▸ **Written exercise**: Without altering anything, repeat each of the records.

▸ **Listed records**:
Start

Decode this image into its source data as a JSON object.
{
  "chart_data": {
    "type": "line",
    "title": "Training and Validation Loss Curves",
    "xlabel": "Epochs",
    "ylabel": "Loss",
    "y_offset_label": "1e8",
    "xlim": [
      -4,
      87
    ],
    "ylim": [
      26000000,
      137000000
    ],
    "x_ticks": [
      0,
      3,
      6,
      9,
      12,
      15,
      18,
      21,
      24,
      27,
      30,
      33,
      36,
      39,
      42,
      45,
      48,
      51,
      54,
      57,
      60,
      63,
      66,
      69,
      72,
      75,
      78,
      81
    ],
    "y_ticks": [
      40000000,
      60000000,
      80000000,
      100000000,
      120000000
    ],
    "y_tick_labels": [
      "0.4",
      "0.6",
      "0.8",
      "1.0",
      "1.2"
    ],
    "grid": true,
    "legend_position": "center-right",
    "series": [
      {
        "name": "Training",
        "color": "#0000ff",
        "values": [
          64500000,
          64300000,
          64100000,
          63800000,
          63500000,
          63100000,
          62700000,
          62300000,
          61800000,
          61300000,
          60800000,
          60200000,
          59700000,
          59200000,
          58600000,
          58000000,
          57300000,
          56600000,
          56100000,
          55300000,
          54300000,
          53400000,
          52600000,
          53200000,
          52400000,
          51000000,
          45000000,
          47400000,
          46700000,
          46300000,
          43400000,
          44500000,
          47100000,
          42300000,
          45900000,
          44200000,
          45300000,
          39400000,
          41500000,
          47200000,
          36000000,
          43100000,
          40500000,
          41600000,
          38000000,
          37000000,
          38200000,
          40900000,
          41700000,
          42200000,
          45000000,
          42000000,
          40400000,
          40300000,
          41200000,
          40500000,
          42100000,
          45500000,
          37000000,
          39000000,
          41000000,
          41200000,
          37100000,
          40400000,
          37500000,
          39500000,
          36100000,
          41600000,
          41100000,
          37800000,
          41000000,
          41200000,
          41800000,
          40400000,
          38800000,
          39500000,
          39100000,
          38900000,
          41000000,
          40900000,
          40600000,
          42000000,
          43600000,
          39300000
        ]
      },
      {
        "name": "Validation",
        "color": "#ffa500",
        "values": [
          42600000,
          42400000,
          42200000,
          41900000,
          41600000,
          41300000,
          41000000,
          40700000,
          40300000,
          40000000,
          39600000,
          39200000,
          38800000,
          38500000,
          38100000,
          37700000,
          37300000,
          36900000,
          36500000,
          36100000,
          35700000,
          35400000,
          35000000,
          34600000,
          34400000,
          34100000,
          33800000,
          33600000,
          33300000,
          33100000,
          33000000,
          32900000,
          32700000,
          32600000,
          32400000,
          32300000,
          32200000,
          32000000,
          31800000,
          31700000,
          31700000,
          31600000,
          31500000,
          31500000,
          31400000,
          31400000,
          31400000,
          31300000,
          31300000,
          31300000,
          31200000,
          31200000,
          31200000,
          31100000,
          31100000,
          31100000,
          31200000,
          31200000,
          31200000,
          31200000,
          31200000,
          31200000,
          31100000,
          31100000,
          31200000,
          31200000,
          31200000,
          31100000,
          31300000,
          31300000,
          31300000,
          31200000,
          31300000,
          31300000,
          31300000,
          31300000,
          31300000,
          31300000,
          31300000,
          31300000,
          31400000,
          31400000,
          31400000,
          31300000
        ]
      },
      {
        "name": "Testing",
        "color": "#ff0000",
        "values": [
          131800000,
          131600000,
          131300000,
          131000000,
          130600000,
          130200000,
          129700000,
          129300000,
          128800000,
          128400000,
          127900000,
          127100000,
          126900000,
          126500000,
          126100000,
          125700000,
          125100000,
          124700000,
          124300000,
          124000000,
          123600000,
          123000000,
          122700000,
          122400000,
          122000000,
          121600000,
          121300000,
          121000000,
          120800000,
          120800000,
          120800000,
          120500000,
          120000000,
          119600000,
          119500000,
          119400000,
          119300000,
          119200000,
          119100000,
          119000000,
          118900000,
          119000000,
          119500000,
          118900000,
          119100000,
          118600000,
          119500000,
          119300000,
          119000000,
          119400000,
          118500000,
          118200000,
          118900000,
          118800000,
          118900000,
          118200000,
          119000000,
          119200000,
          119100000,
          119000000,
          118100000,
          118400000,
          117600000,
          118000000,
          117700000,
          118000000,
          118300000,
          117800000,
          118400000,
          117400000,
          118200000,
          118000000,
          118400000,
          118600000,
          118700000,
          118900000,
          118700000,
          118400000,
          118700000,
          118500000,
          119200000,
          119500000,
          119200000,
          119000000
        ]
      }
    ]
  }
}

End

▸ **Answer to this exercise**:
Decode this image into its source data as a JSON object.
{
  "chart_data": {
    "type": "line",
    "title": "Training and Validation Loss Curves",
    "xlabel": "Epochs",
    "ylabel": "Loss",
    "y_offset_label": "1e8",
    "xlim": [
      -4,
      87
    ],
    "ylim": [
      26000000,
      137000000
    ],
    "x_ticks": [
      0,
      3,
      6,
      9,
      12,
      15,
      18,
      21,
      24,
      27,
      30,
      33,
      36,
      39,
      42,
      45,
      48,
      51,
      54,
      57,
      60,
      63,
      66,
      69,
      72,
      75,
      78,
      81
    ],
    "y_ticks": [
      40000000,
      60000000,
      80000000,
      100000000,
      120000000
    ],
    "y_tick_labels": [
      "0.4",
      "0.6",
      "0.8",
      "1.0",
      "1.2"
    ],
    "grid": true,
    "legend_position": "center-right",
    "series": [
      {
        "name": "Training",
        "color": "#0000ff",
        "values": [
          64500000,
          64300000,
          64100000,
          63800000,
          63500000,
          63100000,
          62700000,
          62300000,
          61800000,
          61300000,
          60800000,
          60200000,
          59700000,
          59200000,
          58600000,
          58000000,
          57300000,
          56600000,
          56100000,
          55300000,
          54300000,
          53400000,
          52600000,
          53200000,
          52400000,
          51000000,
          45000000,
          47400000,
          46700000,
          46300000,
          43400000,
          44500000,
          47100000,
          42300000,
          45900000,
          44200000,
          45300000,
          39400000,
          41500000,
          47200000,
          36000000,
          43100000,
          40500000,
          41600000,
          38000000,
          37000000,
          38200000,
          40900000,
          41700000,
          42200000,
          45000000,
          42000000,
          40400000,
          40300000,
          41200000,
          40500000,
          42100000,
          45500000,
          37000000,
          39000000,
          41000000,
          41200000,
          37100000,
          40400000,
          37500000,
          39500000,
          36100000,
          41600000,
          41100000,
          37800000,
          41000000,
          41200000,
          41800000,
          40400000,
          38800000,
          39500000,
          39100000,
          38900000,
          41000000,
          40900000,
          40600000,
          42000000,
          43600000,
          39300000
        ]
      },
      {
        "name": "Validation",
        "color": "#ffa500",
        "values": [
          42600000,
          42400000,
          42200000,
          41900000,
          41600000,
          41300000,
          41000000,
          40700000,
          40300000,
          40000000,
          39600000,
          39200000,
          38800000,
          38500000,
          38100000,
          37700000,
          37300000,
          36900000,
          36500000,
          36100000,
          35700000,
          35400000,
          35000000,
          34600000,
          34400000,
          34100000,
          33800000,
          33600000,
          33300000,
          33100000,
          33000000,
          32900000,
          32700000,
          32600000,
          32400000,
          32300000,
          32200000,
          32000000,
          31800000,
          31700000,
          31700000,
          31600000,
          31500000,
          31500000,
          31400000,
          31400000,
          31400000,
          31300000,
          31300000,
          31300000,
          31200000,
          31200000,
          31200000,
          31100000,
          31100000,
          31100000,
          31200000,
          31200000,
          31200000,
          31200000,
          31200000,
          31200000,
          31100000,
          31100000,
          31200000,
          31200000,
          31200000,
          31100000,
          31300000,
          31300000,
          31300000,
          31200000,
          31300000,
          31300000,
          31300000,
          31300000,
          31300000,
          31300000,
          31300000,
          31300000,
          31400000,
          31400000,
          31400000,
          31300000
        ]
      },
      {
        "name": "Testing",
        "color": "#ff0000",
        "values": [
          131800000,
          131600000,
          131300000,
          131000000,
          130600000,
          130200000,
          129700000,
          129300000,
          128800000,
          128400000,
          127900000,
          127100000,
          126900000,
          126500000,
          126100000,
          125700000,
          125100000,
          124700000,
          124300000,
          124000000,
          123600000,
          123000000,
          122700000,
          122400000,
          122000000,
          121600000,
          121300000,
          121000000,
          120800000,
          120800000,
          120800000,
          120500000,
          120000000,
          119600000,
          119500000,
          119400000,
          119300000,
          119200000,
          119100000,
          119000000,
          118900000,
          119000000,
          119500000,
          118900000,
          119100000,
          118600000,
          119500000,
          119300000,
          119000000,
          119400000,
          118500000,
          118200000,
          118900000,
          118800000,
          118900000,
          118200000,
          119000000,
          119200000,
          119100000,
          119000000,
          118100000,
          118400000,
          117600000,
          118000000,
          117700000,
          118000000,
          118300000,
          117800000,
          118400000,
          117400000,
          118200000,
          118000000,
          118400000,
          118600000,
          118700000,
          118900000,
          118700000,
          118400000,
          118700000,
          118500000,
          119200000,
          119500000,
          119200000,
          119000000
        ]
      }
    ]
  }
}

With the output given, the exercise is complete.